- **Exercise goal**
State how many lines in these records contain the word "TradingView", and nothing else.

- **Exercise materials**
-- begin --

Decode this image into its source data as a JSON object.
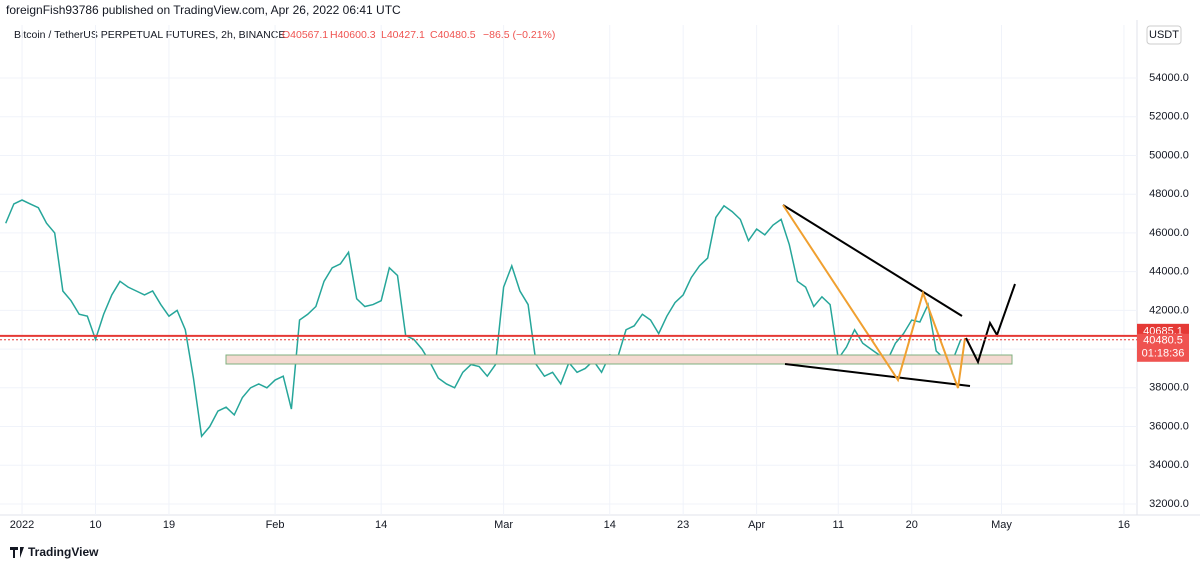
{
  "header": "foreignFish93786 published on TradingView.com, Apr 26, 2022 06:41 UTC",
  "symbol": {
    "name": "Bitcoin / TetherUS PERPETUAL FUTURES, 2h, BINANCE",
    "open": "O40567.1",
    "high": "H40600.3",
    "low": "L40427.1",
    "close": "C40480.5",
    "change": "−86.5 (−0.21%)"
  },
  "currency": "USDT",
  "footer": "TradingView",
  "chart_data": {
    "type": "line",
    "x": [
      -2,
      -1,
      0,
      1,
      2,
      3,
      4,
      5,
      6,
      7,
      8,
      9,
      10,
      11,
      12,
      13,
      14,
      15,
      16,
      17,
      18,
      19,
      20,
      21,
      22,
      23,
      24,
      25,
      26,
      27,
      28,
      29,
      30,
      31,
      32,
      33,
      34,
      35,
      36,
      37,
      38,
      39,
      40,
      41,
      42,
      43,
      44,
      45,
      46,
      47,
      48,
      49,
      50,
      51,
      52,
      53,
      54,
      55,
      56,
      57,
      58,
      59,
      60,
      61,
      62,
      63,
      64,
      65,
      66,
      67,
      68,
      69,
      70,
      71,
      72,
      73,
      74,
      75,
      76,
      77,
      78,
      79,
      80,
      81,
      82,
      83,
      84,
      85,
      86,
      87,
      88,
      89,
      90,
      91,
      92,
      93,
      94,
      95,
      96,
      97,
      98,
      99,
      100,
      101,
      102,
      103,
      104,
      105,
      106,
      107,
      108,
      109,
      110,
      111,
      112,
      113,
      114,
      115
    ],
    "series": [
      {
        "color": "#26a69a",
        "values": [
          46500,
          47500,
          47700,
          47500,
          47300,
          46500,
          46000,
          43000,
          42500,
          41800,
          41700,
          40500,
          41800,
          42800,
          43500,
          43200,
          43000,
          42800,
          43000,
          42300,
          41700,
          42000,
          41000,
          38500,
          35500,
          36000,
          36800,
          37000,
          36600,
          37500,
          38000,
          38200,
          38000,
          38400,
          38600,
          36900,
          41500,
          41800,
          42200,
          43500,
          44200,
          44400,
          45000,
          42600,
          42200,
          42300,
          42500,
          44200,
          43800,
          40700,
          40500,
          40000,
          39300,
          38500,
          38200,
          38000,
          38800,
          39200,
          39100,
          38600,
          39200,
          43200,
          44300,
          43000,
          42300,
          39200,
          38600,
          38800,
          38200,
          39300,
          38800,
          39000,
          39400,
          38800,
          39700,
          39600,
          41000,
          41200,
          41800,
          41500,
          40800,
          41700,
          42400,
          42800,
          43700,
          44300,
          44700,
          46800,
          47400,
          47100,
          46700,
          45600,
          46200,
          45900,
          46400,
          46700,
          45400,
          43500,
          43200,
          42200,
          42700,
          42300,
          39500,
          40100,
          41000,
          40300,
          40000,
          39700,
          39400,
          40300,
          40800,
          41500,
          41400,
          42300,
          39900,
          39500,
          39400,
          40480.5
        ]
      }
    ],
    "xlim": [
      -2.7,
      136.6
    ],
    "xticks": [
      {
        "value": 0,
        "label": "2022"
      },
      {
        "value": 9,
        "label": "10"
      },
      {
        "value": 18,
        "label": "19"
      },
      {
        "value": 31,
        "label": "Feb"
      },
      {
        "value": 44,
        "label": "14"
      },
      {
        "value": 59,
        "label": "Mar"
      },
      {
        "value": 72,
        "label": "14"
      },
      {
        "value": 81,
        "label": "23"
      },
      {
        "value": 90,
        "label": "Apr"
      },
      {
        "value": 100,
        "label": "11"
      },
      {
        "value": 109,
        "label": "20"
      },
      {
        "value": 120,
        "label": "May"
      },
      {
        "value": 135,
        "label": "16"
      }
    ],
    "ylim": [
      31430,
      56740
    ],
    "yticks": [
      {
        "value": 32000,
        "label": "32000.0"
      },
      {
        "value": 34000,
        "label": "34000.0"
      },
      {
        "value": 36000,
        "label": "36000.0"
      },
      {
        "value": 38000,
        "label": "38000.0"
      },
      {
        "value": 40000,
        "label": "40000.0"
      },
      {
        "value": 42000,
        "label": "42000.0"
      },
      {
        "value": 44000,
        "label": "44000.0"
      },
      {
        "value": 46000,
        "label": "46000.0"
      },
      {
        "value": 48000,
        "label": "48000.0"
      },
      {
        "value": 50000,
        "label": "50000.0"
      },
      {
        "value": 52000,
        "label": "52000.0"
      },
      {
        "value": 54000,
        "label": "54000.0"
      }
    ],
    "mark_price": 40685.1,
    "last_price": 40480.5,
    "countdown": "01:18:36"
  }
}
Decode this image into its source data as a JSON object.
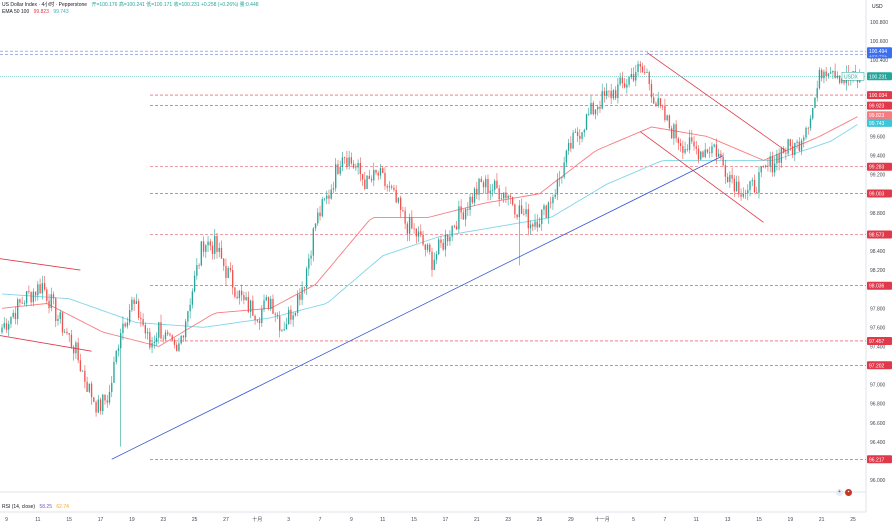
{
  "legend": {
    "symbol": "US Dollar Index · 4小时 · Pepperstone",
    "ohlc": "开=100.176  高=100.241  低=100.171  收=100.231  +0.258 (+0.26%)  量:0.448",
    "ema_label": "EMA 50 100",
    "ema50_value": "99.823",
    "ema100_value": "99.743"
  },
  "rsi_legend": {
    "label": "RSI (14, close)",
    "v1": "58.25",
    "v2": "62.74"
  },
  "currency": "USD",
  "colors": {
    "up": "#26a69a",
    "down": "#ef5350",
    "ema50": "#f77c80",
    "ema100": "#7fd6e8",
    "trendline": "#3b5bd6",
    "channel": "#e0394a",
    "level_line": "#e0394a",
    "price_label": "#3b6ef0",
    "current_label": "#26a69a",
    "grid": "#f0f3fa"
  },
  "chart_data": {
    "type": "candlestick",
    "title": "",
    "ylim": [
      96.0,
      100.8
    ],
    "y_ticks": [
      {
        "label": "100.800",
        "v": 100.8
      },
      {
        "label": "100.600",
        "v": 100.6
      },
      {
        "label": "100.400",
        "v": 100.4
      },
      {
        "label": "99.800",
        "v": 99.8
      },
      {
        "label": "99.600",
        "v": 99.6
      },
      {
        "label": "99.400",
        "v": 99.4
      },
      {
        "label": "99.200",
        "v": 99.2
      },
      {
        "label": "98.800",
        "v": 98.8
      },
      {
        "label": "98.400",
        "v": 98.4
      },
      {
        "label": "98.200",
        "v": 98.2
      },
      {
        "label": "97.800",
        "v": 97.8
      },
      {
        "label": "97.600",
        "v": 97.6
      },
      {
        "label": "97.400",
        "v": 97.4
      },
      {
        "label": "97.000",
        "v": 97.0
      },
      {
        "label": "96.800",
        "v": 96.8
      },
      {
        "label": "96.600",
        "v": 96.6
      },
      {
        "label": "96.400",
        "v": 96.4
      },
      {
        "label": "96.000",
        "v": 96.0
      }
    ],
    "x_ticks": [
      "9",
      "11",
      "15",
      "17",
      "19",
      "23",
      "25",
      "27",
      "十月",
      "3",
      "7",
      "9",
      "11",
      "15",
      "17",
      "21",
      "23",
      "25",
      "29",
      "十一月",
      "5",
      "7",
      "11",
      "13",
      "15",
      "19",
      "21",
      "25"
    ],
    "x_tick_candle": [
      2,
      16,
      30,
      44,
      58,
      72,
      86,
      100,
      114,
      128,
      142,
      156,
      170,
      184,
      198,
      212,
      226,
      240,
      254,
      268,
      282,
      296,
      310,
      324,
      338,
      352,
      366,
      380
    ],
    "level_lines": [
      {
        "v": 100.461,
        "label": "100.461",
        "style": "dash-blue"
      },
      {
        "v": 100.494,
        "label": "100.494",
        "style": "dash-blue"
      },
      {
        "v": 100.034,
        "label": "100.034"
      },
      {
        "v": 99.923,
        "label": "99.923"
      },
      {
        "v": 99.283,
        "label": "99.283"
      },
      {
        "v": 99.003,
        "label": "99.003"
      },
      {
        "v": 98.573,
        "label": "98.573"
      },
      {
        "v": 98.036,
        "label": "98.036"
      },
      {
        "v": 97.457,
        "label": "97.457"
      },
      {
        "v": 97.202,
        "label": "97.202"
      },
      {
        "v": 96.217,
        "label": "96.217"
      }
    ],
    "price_tags": [
      {
        "v": 100.231,
        "label": "100.231",
        "kind": "current",
        "prefix": "USDX"
      },
      {
        "v": 99.823,
        "label": "99.823",
        "kind": "ema50"
      },
      {
        "v": 99.743,
        "label": "99.743",
        "kind": "ema100"
      }
    ],
    "ohlc_anchors": [
      [
        0,
        97.6
      ],
      [
        10,
        97.9
      ],
      [
        18,
        98.05
      ],
      [
        25,
        97.7
      ],
      [
        32,
        97.4
      ],
      [
        38,
        97.0
      ],
      [
        43,
        96.75
      ],
      [
        48,
        96.9
      ],
      [
        53,
        97.6
      ],
      [
        58,
        97.85
      ],
      [
        62,
        97.7
      ],
      [
        66,
        97.4
      ],
      [
        70,
        97.6
      ],
      [
        78,
        97.3
      ],
      [
        85,
        98.0
      ],
      [
        90,
        98.5
      ],
      [
        95,
        98.45
      ],
      [
        100,
        98.2
      ],
      [
        108,
        97.85
      ],
      [
        115,
        97.75
      ],
      [
        120,
        97.9
      ],
      [
        125,
        97.6
      ],
      [
        130,
        97.8
      ],
      [
        135,
        98.1
      ],
      [
        140,
        98.7
      ],
      [
        146,
        99.0
      ],
      [
        152,
        99.45
      ],
      [
        157,
        99.3
      ],
      [
        163,
        99.1
      ],
      [
        168,
        99.2
      ],
      [
        174,
        99.0
      ],
      [
        180,
        98.7
      ],
      [
        186,
        98.55
      ],
      [
        192,
        98.3
      ],
      [
        196,
        98.45
      ],
      [
        202,
        98.7
      ],
      [
        208,
        98.9
      ],
      [
        214,
        99.1
      ],
      [
        220,
        99.05
      ],
      [
        226,
        99.0
      ],
      [
        230,
        98.85
      ],
      [
        236,
        98.7
      ],
      [
        242,
        98.8
      ],
      [
        248,
        99.1
      ],
      [
        254,
        99.5
      ],
      [
        260,
        99.75
      ],
      [
        266,
        99.95
      ],
      [
        272,
        100.05
      ],
      [
        278,
        100.15
      ],
      [
        283,
        100.3
      ],
      [
        288,
        100.25
      ],
      [
        292,
        99.95
      ],
      [
        298,
        99.7
      ],
      [
        305,
        99.5
      ],
      [
        312,
        99.45
      ],
      [
        318,
        99.5
      ],
      [
        322,
        99.3
      ],
      [
        328,
        99.1
      ],
      [
        333,
        99.0
      ],
      [
        338,
        99.15
      ],
      [
        343,
        99.3
      ],
      [
        348,
        99.45
      ],
      [
        355,
        99.5
      ],
      [
        362,
        99.9
      ],
      [
        366,
        100.3
      ],
      [
        370,
        100.35
      ],
      [
        376,
        100.2
      ],
      [
        383,
        100.2
      ]
    ],
    "spike_lows": [
      [
        53,
        96.35
      ],
      [
        231,
        98.25
      ]
    ],
    "ema50_anchors": [
      [
        0,
        97.8
      ],
      [
        20,
        97.85
      ],
      [
        45,
        97.55
      ],
      [
        70,
        97.4
      ],
      [
        95,
        97.75
      ],
      [
        120,
        97.8
      ],
      [
        140,
        98.05
      ],
      [
        165,
        98.75
      ],
      [
        190,
        98.75
      ],
      [
        215,
        98.9
      ],
      [
        240,
        99.0
      ],
      [
        265,
        99.45
      ],
      [
        290,
        99.7
      ],
      [
        315,
        99.6
      ],
      [
        340,
        99.35
      ],
      [
        365,
        99.6
      ],
      [
        383,
        99.82
      ]
    ],
    "ema100_anchors": [
      [
        0,
        97.95
      ],
      [
        30,
        97.9
      ],
      [
        60,
        97.65
      ],
      [
        90,
        97.6
      ],
      [
        120,
        97.7
      ],
      [
        145,
        97.85
      ],
      [
        170,
        98.35
      ],
      [
        195,
        98.55
      ],
      [
        220,
        98.65
      ],
      [
        245,
        98.75
      ],
      [
        270,
        99.1
      ],
      [
        295,
        99.35
      ],
      [
        320,
        99.35
      ],
      [
        345,
        99.35
      ],
      [
        370,
        99.55
      ],
      [
        383,
        99.74
      ]
    ],
    "trendline": [
      [
        49,
        96.217
      ],
      [
        322,
        99.4
      ]
    ],
    "channel_upper": [
      [
        288,
        100.48
      ],
      [
        350,
        99.45
      ]
    ],
    "channel_lower": [
      [
        285,
        99.65
      ],
      [
        340,
        98.7
      ]
    ],
    "old_channel_upper": [
      [
        -10,
        98.35
      ],
      [
        35,
        98.2
      ]
    ],
    "old_channel_lower": [
      [
        -10,
        97.55
      ],
      [
        40,
        97.35
      ]
    ]
  }
}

-- end --

- **Reply to the task**
2